__Problem to solve__: Output every line below exactly.

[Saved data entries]

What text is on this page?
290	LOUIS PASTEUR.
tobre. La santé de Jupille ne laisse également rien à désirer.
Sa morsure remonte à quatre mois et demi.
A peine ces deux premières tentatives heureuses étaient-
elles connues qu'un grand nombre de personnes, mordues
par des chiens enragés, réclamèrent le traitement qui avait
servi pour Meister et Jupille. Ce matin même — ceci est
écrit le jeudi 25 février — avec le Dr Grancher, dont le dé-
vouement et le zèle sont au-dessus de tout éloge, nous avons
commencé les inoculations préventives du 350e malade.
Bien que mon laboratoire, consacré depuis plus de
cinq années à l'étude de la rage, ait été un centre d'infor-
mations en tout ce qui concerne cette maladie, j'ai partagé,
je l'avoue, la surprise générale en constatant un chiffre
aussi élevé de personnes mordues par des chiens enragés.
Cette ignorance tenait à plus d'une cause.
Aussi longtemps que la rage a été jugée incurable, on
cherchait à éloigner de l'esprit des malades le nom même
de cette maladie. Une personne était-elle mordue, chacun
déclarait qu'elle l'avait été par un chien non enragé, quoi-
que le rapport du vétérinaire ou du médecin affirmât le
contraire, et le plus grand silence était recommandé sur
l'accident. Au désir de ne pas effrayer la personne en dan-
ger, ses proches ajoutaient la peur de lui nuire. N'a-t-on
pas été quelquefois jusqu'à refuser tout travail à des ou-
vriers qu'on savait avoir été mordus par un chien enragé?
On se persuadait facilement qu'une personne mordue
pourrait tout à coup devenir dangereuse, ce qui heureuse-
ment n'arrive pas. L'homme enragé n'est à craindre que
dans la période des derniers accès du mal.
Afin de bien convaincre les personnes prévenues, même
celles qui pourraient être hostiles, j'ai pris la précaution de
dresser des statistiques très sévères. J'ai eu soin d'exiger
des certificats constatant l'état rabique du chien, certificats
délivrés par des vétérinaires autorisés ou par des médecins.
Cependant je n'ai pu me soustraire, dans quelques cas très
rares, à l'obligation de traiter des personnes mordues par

__Output of the task__:
What text is on this page?
290	LOUIS PASTEUR.
tobre. La santé de Jupille ne laisse également rien à désirer.
Sa morsure remonte à quatre mois et demi.
A peine ces deux premières tentatives heureuses étaient-
elles connues qu'un grand nombre de personnes, mordues
par des chiens enragés, réclamèrent le traitement qui avait
servi pour Meister et Jupille. Ce matin même — ceci est
écrit le jeudi 25 février — avec le Dr Grancher, dont le dé-
vouement et le zèle sont au-dessus de tout éloge, nous avons
commencé les inoculations préventives du 350e malade.
Bien que mon laboratoire, consacré depuis plus de
cinq années à l'étude de la rage, ait été un centre d'infor-
mations en tout ce qui concerne cette maladie, j'ai partagé,
je l'avoue, la surprise générale en constatant un chiffre
aussi élevé de personnes mordues par des chiens enragés.
Cette ignorance tenait à plus d'une cause.
Aussi longtemps que la rage a été jugée incurable, on
cherchait à éloigner de l'esprit des malades le nom même
de cette maladie. Une personne était-elle mordue, chacun
déclarait qu'elle l'avait été par un chien non enragé, quoi-
que le rapport du vétérinaire ou du médecin affirmât le
contraire, et le plus grand silence était recommandé sur
l'accident. Au désir de ne pas effrayer la personne en dan-
ger, ses proches ajoutaient la peur de lui nuire. N'a-t-on
pas été quelquefois jusqu'à refuser tout travail à des ou-
vriers qu'on savait avoir été mordus par un chien enragé?
On se persuadait facilement qu'une personne mordue
pourrait tout à coup devenir dangereuse, ce qui heureuse-
ment n'arrive pas. L'homme enragé n'est à craindre que
dans la période des derniers accès du mal.
Afin de bien convaincre les personnes prévenues, même
celles qui pourraient être hostiles, j'ai pris la précaution de
dresser des statistiques très sévères. J'ai eu soin d'exiger
des certificats constatant l'état rabique du chien, certificats
délivrés par des vétérinaires autorisés ou par des médecins.
Cependant je n'ai pu me soustraire, dans quelques cas très
rares, à l'obligation de traiter des personnes mordues par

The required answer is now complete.